[Input material]

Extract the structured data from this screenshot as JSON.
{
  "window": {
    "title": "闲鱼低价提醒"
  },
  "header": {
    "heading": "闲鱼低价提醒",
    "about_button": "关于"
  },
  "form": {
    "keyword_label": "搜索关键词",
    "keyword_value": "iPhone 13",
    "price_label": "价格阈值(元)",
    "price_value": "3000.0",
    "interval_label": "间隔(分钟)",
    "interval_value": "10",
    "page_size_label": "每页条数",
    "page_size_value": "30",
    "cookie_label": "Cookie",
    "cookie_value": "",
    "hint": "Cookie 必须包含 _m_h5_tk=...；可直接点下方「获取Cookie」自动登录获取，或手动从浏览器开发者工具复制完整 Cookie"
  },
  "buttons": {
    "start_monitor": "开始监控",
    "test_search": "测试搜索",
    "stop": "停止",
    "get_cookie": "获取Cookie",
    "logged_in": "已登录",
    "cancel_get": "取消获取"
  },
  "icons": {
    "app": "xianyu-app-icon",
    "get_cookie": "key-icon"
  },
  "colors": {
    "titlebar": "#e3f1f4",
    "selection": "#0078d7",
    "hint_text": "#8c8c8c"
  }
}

[The task] Type out the whole listing above again, exactly as it stands.

[Task response]
Extract the structured data from this screenshot as JSON.
{
  "window": {
    "title": "闲鱼低价提醒"
  },
  "header": {
    "heading": "闲鱼低价提醒",
    "about_button": "关于"
  },
  "form": {
    "keyword_label": "搜索关键词",
    "keyword_value": "iPhone 13",
    "price_label": "价格阈值(元)",
    "price_value": "3000.0",
    "interval_label": "间隔(分钟)",
    "interval_value": "10",
    "page_size_label": "每页条数",
    "page_size_value": "30",
    "cookie_label": "Cookie",
    "cookie_value": "",
    "hint": "Cookie 必须包含 _m_h5_tk=...；可直接点下方「获取Cookie」自动登录获取，或手动从浏览器开发者工具复制完整 Cookie"
  },
  "buttons": {
    "start_monitor": "开始监控",
    "test_search": "测试搜索",
    "stop": "停止",
    "get_cookie": "获取Cookie",
    "logged_in": "已登录",
    "cancel_get": "取消获取"
  },
  "icons": {
    "app": "xianyu-app-icon",
    "get_cookie": "key-icon"
  },
  "colors": {
    "titlebar": "#e3f1f4",
    "selection": "#0078d7",
    "hint_text": "#8c8c8c"
  }
}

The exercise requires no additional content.